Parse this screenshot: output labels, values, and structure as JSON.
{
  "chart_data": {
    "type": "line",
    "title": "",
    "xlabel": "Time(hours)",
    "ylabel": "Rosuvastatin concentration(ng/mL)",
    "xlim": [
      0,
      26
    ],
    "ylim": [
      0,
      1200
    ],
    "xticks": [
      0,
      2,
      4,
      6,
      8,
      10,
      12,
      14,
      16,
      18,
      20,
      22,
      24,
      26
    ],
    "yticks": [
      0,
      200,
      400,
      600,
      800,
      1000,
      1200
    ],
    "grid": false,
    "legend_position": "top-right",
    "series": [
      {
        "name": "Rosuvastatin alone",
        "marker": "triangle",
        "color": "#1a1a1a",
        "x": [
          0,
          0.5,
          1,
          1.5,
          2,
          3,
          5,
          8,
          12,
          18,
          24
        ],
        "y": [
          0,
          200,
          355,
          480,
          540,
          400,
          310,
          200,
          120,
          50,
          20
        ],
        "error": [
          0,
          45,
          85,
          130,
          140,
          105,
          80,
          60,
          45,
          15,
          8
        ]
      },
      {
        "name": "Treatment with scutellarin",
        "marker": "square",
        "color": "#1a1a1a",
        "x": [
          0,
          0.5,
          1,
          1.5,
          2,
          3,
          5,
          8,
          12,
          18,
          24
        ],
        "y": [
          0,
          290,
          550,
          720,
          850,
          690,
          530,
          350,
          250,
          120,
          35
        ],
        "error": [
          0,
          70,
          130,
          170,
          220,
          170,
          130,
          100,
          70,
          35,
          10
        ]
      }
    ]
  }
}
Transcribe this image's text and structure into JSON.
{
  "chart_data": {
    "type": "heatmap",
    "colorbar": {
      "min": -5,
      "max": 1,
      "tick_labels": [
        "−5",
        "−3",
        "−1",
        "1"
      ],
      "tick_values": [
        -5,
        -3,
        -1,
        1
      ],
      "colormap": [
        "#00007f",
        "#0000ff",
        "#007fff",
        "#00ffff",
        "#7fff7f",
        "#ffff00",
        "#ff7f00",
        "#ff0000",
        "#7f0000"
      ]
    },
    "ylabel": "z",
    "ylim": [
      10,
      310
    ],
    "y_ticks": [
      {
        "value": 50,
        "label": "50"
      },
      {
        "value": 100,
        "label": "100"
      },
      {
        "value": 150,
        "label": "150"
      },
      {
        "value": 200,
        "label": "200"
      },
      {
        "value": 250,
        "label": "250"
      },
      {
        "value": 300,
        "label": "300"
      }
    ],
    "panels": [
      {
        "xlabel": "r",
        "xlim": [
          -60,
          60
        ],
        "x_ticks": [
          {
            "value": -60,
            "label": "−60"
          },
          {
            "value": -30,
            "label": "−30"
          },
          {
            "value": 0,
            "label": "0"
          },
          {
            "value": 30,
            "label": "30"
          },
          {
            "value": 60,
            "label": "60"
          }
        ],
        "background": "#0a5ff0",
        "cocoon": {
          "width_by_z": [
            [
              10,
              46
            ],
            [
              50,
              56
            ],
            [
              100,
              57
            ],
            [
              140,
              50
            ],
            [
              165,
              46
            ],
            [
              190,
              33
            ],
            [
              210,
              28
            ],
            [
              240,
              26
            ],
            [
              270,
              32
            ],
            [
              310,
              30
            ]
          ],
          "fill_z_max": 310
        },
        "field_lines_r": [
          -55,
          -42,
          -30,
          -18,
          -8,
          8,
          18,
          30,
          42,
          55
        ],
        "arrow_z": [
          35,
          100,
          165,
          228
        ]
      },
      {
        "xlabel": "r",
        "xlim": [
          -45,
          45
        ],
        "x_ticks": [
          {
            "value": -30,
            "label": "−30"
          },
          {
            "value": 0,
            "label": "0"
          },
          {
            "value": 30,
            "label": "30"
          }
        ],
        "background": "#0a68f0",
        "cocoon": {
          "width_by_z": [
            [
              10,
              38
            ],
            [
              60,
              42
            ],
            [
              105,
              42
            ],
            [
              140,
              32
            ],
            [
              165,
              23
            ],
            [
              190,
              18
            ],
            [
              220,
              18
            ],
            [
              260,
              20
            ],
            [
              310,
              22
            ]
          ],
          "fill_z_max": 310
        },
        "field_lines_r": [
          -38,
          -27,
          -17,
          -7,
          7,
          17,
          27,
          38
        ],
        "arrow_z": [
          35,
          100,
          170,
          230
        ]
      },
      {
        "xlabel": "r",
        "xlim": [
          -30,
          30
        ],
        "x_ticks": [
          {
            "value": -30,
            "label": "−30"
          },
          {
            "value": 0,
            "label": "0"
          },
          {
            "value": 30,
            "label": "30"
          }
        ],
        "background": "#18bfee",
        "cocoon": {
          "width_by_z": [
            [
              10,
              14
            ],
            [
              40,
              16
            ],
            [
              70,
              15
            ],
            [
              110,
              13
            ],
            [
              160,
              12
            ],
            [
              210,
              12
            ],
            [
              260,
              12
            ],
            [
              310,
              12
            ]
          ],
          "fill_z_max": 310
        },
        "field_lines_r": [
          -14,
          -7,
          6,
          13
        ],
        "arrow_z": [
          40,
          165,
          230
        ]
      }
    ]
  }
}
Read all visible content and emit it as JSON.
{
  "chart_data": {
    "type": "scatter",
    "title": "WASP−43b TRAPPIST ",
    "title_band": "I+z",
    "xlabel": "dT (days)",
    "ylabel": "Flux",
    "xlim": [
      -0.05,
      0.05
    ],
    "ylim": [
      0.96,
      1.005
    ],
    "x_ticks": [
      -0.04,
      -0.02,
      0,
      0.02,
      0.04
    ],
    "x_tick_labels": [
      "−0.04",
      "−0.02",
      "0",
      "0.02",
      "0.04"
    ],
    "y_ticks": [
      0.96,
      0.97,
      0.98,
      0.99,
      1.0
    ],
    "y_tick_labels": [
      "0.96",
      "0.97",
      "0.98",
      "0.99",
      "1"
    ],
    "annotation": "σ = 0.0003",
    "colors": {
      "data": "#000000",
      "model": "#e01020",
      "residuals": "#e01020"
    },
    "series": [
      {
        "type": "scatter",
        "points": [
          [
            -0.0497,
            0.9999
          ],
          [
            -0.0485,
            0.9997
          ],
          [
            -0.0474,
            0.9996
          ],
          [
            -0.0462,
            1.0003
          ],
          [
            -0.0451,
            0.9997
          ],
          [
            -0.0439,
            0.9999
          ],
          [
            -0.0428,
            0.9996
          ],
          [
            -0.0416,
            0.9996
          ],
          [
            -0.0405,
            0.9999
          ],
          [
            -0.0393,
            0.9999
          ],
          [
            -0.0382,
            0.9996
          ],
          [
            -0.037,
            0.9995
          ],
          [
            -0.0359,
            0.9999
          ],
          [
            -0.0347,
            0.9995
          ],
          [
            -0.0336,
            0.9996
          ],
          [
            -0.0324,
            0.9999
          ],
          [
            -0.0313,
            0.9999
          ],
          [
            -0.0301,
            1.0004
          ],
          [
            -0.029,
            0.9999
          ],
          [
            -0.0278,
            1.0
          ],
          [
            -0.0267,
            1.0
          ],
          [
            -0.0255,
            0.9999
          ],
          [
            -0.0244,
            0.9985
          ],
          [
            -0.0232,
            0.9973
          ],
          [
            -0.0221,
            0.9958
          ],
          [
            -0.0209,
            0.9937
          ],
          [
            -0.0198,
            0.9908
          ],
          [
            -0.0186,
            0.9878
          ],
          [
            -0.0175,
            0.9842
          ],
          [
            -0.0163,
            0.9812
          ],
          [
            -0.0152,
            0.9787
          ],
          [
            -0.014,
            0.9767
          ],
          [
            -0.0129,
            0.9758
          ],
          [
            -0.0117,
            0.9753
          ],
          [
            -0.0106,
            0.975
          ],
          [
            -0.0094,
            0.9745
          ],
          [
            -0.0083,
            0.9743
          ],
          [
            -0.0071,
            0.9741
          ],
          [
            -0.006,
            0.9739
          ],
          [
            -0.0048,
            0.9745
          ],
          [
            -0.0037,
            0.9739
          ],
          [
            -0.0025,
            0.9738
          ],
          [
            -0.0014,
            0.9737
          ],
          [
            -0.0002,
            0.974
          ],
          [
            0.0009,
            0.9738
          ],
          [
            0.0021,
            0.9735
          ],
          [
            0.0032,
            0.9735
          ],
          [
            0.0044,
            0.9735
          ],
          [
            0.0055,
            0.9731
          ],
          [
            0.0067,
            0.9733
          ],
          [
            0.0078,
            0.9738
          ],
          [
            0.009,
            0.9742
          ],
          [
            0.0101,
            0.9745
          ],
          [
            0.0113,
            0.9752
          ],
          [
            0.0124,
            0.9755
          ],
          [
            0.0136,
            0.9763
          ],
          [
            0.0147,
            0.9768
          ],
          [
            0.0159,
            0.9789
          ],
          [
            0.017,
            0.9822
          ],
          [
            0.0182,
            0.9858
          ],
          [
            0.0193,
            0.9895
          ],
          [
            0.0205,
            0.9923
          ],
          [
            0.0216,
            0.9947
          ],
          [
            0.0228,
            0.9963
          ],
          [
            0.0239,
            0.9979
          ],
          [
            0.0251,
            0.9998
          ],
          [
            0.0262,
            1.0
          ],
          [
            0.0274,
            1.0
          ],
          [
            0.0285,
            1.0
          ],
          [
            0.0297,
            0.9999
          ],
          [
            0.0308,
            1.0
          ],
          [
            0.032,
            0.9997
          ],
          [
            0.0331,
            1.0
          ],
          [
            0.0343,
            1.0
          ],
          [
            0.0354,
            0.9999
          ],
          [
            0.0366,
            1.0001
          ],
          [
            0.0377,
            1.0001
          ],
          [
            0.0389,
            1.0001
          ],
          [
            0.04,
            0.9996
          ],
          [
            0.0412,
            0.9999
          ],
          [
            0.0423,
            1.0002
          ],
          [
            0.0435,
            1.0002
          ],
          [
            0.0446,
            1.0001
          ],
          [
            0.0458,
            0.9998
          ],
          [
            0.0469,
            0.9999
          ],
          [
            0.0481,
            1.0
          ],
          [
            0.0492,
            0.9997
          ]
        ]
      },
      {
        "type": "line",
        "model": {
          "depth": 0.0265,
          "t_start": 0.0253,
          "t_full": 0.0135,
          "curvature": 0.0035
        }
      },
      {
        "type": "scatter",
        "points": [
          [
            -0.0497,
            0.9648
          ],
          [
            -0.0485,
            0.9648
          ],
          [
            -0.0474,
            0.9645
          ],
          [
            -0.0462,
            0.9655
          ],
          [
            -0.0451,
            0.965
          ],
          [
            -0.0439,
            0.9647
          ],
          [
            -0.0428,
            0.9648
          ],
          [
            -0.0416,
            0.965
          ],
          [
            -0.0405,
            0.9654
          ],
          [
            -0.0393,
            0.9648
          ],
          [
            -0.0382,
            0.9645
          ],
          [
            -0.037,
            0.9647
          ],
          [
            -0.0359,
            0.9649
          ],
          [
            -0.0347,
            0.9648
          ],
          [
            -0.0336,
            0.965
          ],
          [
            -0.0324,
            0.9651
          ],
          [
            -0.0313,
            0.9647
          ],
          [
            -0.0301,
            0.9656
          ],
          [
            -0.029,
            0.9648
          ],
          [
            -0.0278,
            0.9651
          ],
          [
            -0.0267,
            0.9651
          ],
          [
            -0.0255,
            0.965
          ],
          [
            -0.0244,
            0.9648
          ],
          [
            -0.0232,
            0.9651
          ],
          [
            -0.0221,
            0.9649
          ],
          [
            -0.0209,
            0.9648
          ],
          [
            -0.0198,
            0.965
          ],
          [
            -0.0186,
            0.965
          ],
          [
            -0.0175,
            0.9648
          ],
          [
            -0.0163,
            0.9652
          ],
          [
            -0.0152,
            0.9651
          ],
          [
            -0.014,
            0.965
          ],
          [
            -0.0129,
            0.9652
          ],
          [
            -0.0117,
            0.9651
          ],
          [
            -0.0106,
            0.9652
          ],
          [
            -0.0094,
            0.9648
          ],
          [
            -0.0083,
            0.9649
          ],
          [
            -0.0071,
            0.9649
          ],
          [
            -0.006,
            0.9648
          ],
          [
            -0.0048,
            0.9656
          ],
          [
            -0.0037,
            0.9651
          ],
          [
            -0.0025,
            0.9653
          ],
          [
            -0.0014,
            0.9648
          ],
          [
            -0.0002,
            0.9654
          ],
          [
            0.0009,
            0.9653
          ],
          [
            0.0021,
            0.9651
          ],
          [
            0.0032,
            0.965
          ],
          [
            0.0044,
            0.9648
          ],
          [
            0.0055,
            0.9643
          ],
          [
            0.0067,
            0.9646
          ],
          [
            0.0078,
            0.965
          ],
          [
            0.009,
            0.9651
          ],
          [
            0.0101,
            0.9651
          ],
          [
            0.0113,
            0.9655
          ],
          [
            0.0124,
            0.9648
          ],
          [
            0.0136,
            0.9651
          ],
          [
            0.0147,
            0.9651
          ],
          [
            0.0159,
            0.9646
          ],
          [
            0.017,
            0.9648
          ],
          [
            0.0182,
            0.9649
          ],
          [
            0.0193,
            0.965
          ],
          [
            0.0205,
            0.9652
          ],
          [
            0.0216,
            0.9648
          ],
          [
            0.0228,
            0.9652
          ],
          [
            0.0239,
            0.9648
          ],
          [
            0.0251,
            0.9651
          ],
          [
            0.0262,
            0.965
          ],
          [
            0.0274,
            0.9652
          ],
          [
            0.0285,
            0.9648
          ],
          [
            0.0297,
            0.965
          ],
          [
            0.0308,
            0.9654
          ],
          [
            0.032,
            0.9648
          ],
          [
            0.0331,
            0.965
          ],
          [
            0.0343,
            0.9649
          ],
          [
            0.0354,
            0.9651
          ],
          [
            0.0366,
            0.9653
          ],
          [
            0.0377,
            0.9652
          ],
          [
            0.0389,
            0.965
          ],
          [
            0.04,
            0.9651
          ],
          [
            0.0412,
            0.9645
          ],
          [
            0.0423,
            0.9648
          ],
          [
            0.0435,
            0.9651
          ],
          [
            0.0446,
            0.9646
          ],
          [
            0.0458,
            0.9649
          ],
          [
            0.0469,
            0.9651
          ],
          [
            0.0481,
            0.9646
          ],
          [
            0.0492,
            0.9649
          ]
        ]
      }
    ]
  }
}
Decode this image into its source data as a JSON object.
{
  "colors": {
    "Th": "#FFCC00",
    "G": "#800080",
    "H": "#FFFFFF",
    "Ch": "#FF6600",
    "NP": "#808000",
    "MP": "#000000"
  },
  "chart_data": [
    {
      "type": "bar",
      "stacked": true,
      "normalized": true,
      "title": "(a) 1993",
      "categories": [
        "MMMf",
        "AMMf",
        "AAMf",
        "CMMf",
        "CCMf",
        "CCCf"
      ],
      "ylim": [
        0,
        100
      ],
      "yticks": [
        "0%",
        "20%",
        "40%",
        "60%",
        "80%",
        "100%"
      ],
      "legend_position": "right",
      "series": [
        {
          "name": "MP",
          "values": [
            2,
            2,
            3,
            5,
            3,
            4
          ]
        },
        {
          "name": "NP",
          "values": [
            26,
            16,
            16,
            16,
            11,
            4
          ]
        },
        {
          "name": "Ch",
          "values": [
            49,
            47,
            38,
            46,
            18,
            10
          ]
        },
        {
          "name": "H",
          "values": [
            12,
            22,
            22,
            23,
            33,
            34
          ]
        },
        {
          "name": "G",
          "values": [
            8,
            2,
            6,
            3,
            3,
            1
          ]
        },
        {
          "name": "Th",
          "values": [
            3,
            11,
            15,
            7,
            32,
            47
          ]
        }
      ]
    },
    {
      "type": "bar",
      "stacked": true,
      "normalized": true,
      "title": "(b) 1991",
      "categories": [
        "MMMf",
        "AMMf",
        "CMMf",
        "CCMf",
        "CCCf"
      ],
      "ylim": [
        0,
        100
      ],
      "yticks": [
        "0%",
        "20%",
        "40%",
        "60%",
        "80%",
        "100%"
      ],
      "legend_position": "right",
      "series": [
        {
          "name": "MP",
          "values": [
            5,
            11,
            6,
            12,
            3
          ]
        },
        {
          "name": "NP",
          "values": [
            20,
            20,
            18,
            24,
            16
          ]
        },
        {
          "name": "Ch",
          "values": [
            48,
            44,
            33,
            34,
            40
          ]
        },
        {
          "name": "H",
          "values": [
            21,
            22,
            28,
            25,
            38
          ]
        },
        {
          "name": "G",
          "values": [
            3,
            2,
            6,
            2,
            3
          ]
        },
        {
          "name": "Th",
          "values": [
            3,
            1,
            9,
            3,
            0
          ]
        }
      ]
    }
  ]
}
◆ ◆ ◆ ◆ ◆
*EXERCISE REQUIREMENTS:*
In the entries above, identify every line with the word "ylabel". Copy those lines.

*FULL SOLUTION:*
    "ylabel": "Rosuvastatin concentration(ng/mL)",
    "ylabel": "z",
    "ylabel": "Flux",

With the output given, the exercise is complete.